## SET EXERCISE
Return each line of the records with nothing changed, pictures excepted.

## MATERIAL
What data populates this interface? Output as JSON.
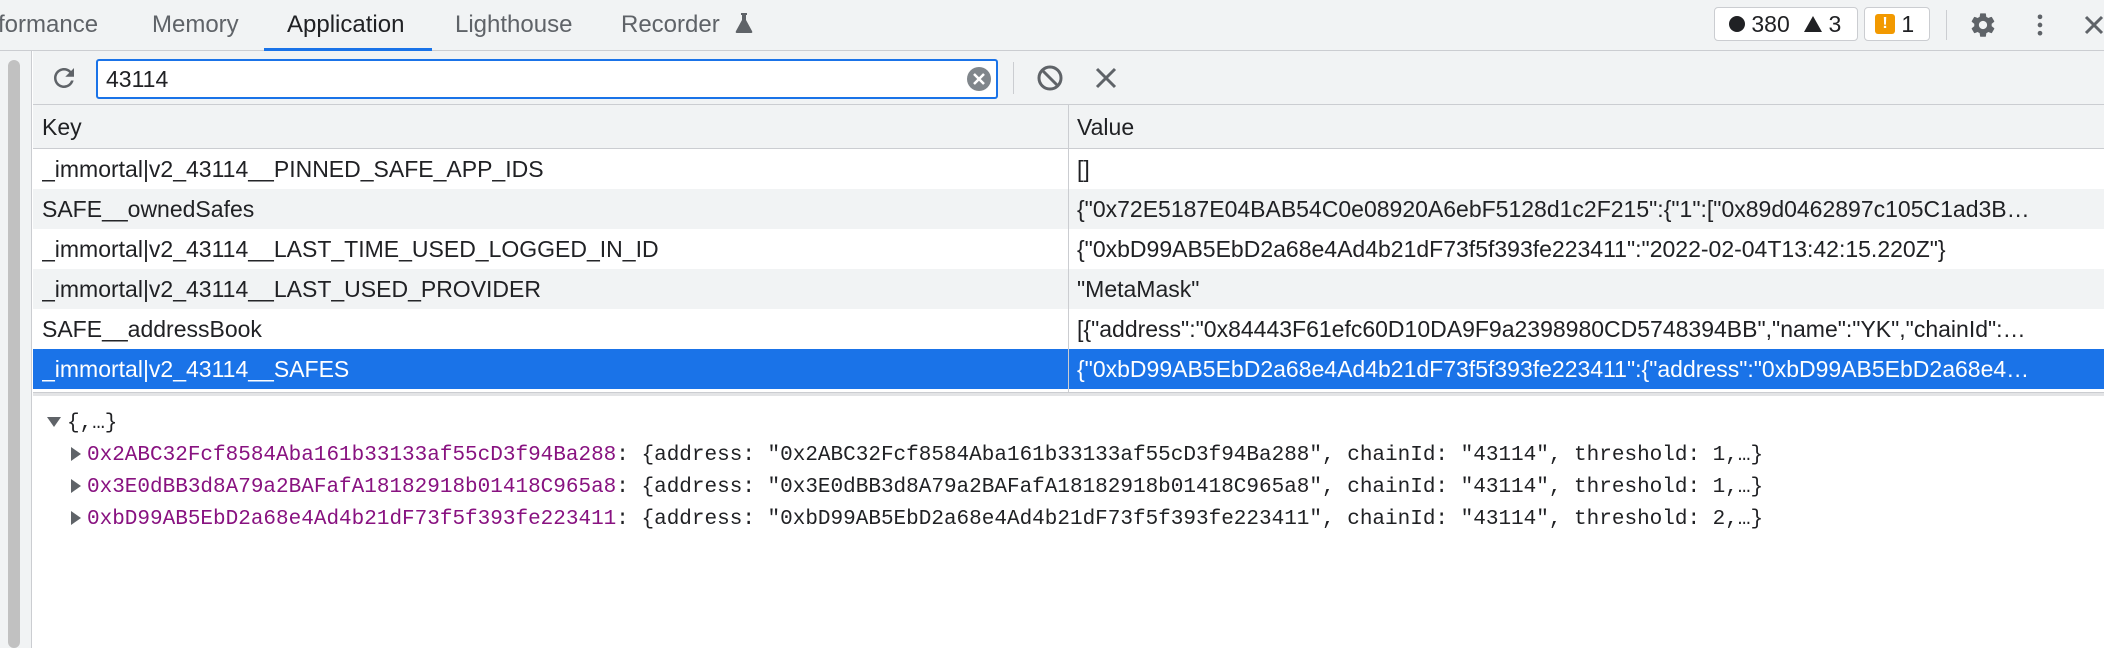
{
  "tabs": [
    {
      "label": "formance"
    },
    {
      "label": "Memory"
    },
    {
      "label": "Application"
    },
    {
      "label": "Lighthouse"
    },
    {
      "label": "Recorder"
    }
  ],
  "status": {
    "errors": "380",
    "warnings": "3",
    "issues": "1"
  },
  "filter": {
    "value": "43114"
  },
  "table": {
    "headers": {
      "key": "Key",
      "value": "Value"
    },
    "rows": [
      {
        "key": "_immortal|v2_43114__PINNED_SAFE_APP_IDS",
        "value": "[]"
      },
      {
        "key": "SAFE__ownedSafes",
        "value": "{\"0x72E5187E04BAB54C0e08920A6ebF5128d1c2F215\":{\"1\":[\"0x89d0462897c105C1ad3B…"
      },
      {
        "key": "_immortal|v2_43114__LAST_TIME_USED_LOGGED_IN_ID",
        "value": "{\"0xbD99AB5EbD2a68e4Ad4b21dF73f5f393fe223411\":\"2022-02-04T13:42:15.220Z\"}"
      },
      {
        "key": "_immortal|v2_43114__LAST_USED_PROVIDER",
        "value": "\"MetaMask\""
      },
      {
        "key": "SAFE__addressBook",
        "value": "[{\"address\":\"0x84443F61efc60D10DA9F9a2398980CD5748394BB\",\"name\":\"YK\",\"chainId\":…"
      },
      {
        "key": "_immortal|v2_43114__SAFES",
        "value": "{\"0xbD99AB5EbD2a68e4Ad4b21dF73f5f393fe223411\":{\"address\":\"0xbD99AB5EbD2a68e4…"
      }
    ]
  },
  "preview": {
    "root": "{,…}",
    "items": [
      {
        "key": "0x2ABC32Fcf8584Aba161b33133af55cD3f94Ba288",
        "summary": ": {address: \"0x2ABC32Fcf8584Aba161b33133af55cD3f94Ba288\", chainId: \"43114\", threshold: 1,…}"
      },
      {
        "key": "0x3E0dBB3d8A79a2BAFafA18182918b01418C965a8",
        "summary": ": {address: \"0x3E0dBB3d8A79a2BAFafA18182918b01418C965a8\", chainId: \"43114\", threshold: 1,…}"
      },
      {
        "key": "0xbD99AB5EbD2a68e4Ad4b21dF73f5f393fe223411",
        "summary": ": {address: \"0xbD99AB5EbD2a68e4Ad4b21dF73f5f393fe223411\", chainId: \"43114\", threshold: 2,…}"
      }
    ]
  },
  "icons": {
    "refresh": "refresh-icon",
    "clear_input": "clear-input-icon",
    "block": "block-icon",
    "delete": "delete-icon",
    "settings": "gear-icon",
    "more": "more-vertical-icon",
    "close": "close-icon",
    "experimental": "flask-icon"
  },
  "colors": {
    "accent": "#1a73e8",
    "selected_row": "#1a73e8",
    "property_key": "#881280",
    "issue_badge": "#f29900"
  }
}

## SOLUTION TO THIS EXERCISE
What data populates this interface? Output as JSON.
{
  "tabs": [
    {
      "label": "formance"
    },
    {
      "label": "Memory"
    },
    {
      "label": "Application"
    },
    {
      "label": "Lighthouse"
    },
    {
      "label": "Recorder"
    }
  ],
  "status": {
    "errors": "380",
    "warnings": "3",
    "issues": "1"
  },
  "filter": {
    "value": "43114"
  },
  "table": {
    "headers": {
      "key": "Key",
      "value": "Value"
    },
    "rows": [
      {
        "key": "_immortal|v2_43114__PINNED_SAFE_APP_IDS",
        "value": "[]"
      },
      {
        "key": "SAFE__ownedSafes",
        "value": "{\"0x72E5187E04BAB54C0e08920A6ebF5128d1c2F215\":{\"1\":[\"0x89d0462897c105C1ad3B…"
      },
      {
        "key": "_immortal|v2_43114__LAST_TIME_USED_LOGGED_IN_ID",
        "value": "{\"0xbD99AB5EbD2a68e4Ad4b21dF73f5f393fe223411\":\"2022-02-04T13:42:15.220Z\"}"
      },
      {
        "key": "_immortal|v2_43114__LAST_USED_PROVIDER",
        "value": "\"MetaMask\""
      },
      {
        "key": "SAFE__addressBook",
        "value": "[{\"address\":\"0x84443F61efc60D10DA9F9a2398980CD5748394BB\",\"name\":\"YK\",\"chainId\":…"
      },
      {
        "key": "_immortal|v2_43114__SAFES",
        "value": "{\"0xbD99AB5EbD2a68e4Ad4b21dF73f5f393fe223411\":{\"address\":\"0xbD99AB5EbD2a68e4…"
      }
    ]
  },
  "preview": {
    "root": "{,…}",
    "items": [
      {
        "key": "0x2ABC32Fcf8584Aba161b33133af55cD3f94Ba288",
        "summary": ": {address: \"0x2ABC32Fcf8584Aba161b33133af55cD3f94Ba288\", chainId: \"43114\", threshold: 1,…}"
      },
      {
        "key": "0x3E0dBB3d8A79a2BAFafA18182918b01418C965a8",
        "summary": ": {address: \"0x3E0dBB3d8A79a2BAFafA18182918b01418C965a8\", chainId: \"43114\", threshold: 1,…}"
      },
      {
        "key": "0xbD99AB5EbD2a68e4Ad4b21dF73f5f393fe223411",
        "summary": ": {address: \"0xbD99AB5EbD2a68e4Ad4b21dF73f5f393fe223411\", chainId: \"43114\", threshold: 2,…}"
      }
    ]
  },
  "icons": {
    "refresh": "refresh-icon",
    "clear_input": "clear-input-icon",
    "block": "block-icon",
    "delete": "delete-icon",
    "settings": "gear-icon",
    "more": "more-vertical-icon",
    "close": "close-icon",
    "experimental": "flask-icon"
  },
  "colors": {
    "accent": "#1a73e8",
    "selected_row": "#1a73e8",
    "property_key": "#881280",
    "issue_badge": "#f29900"
  }
}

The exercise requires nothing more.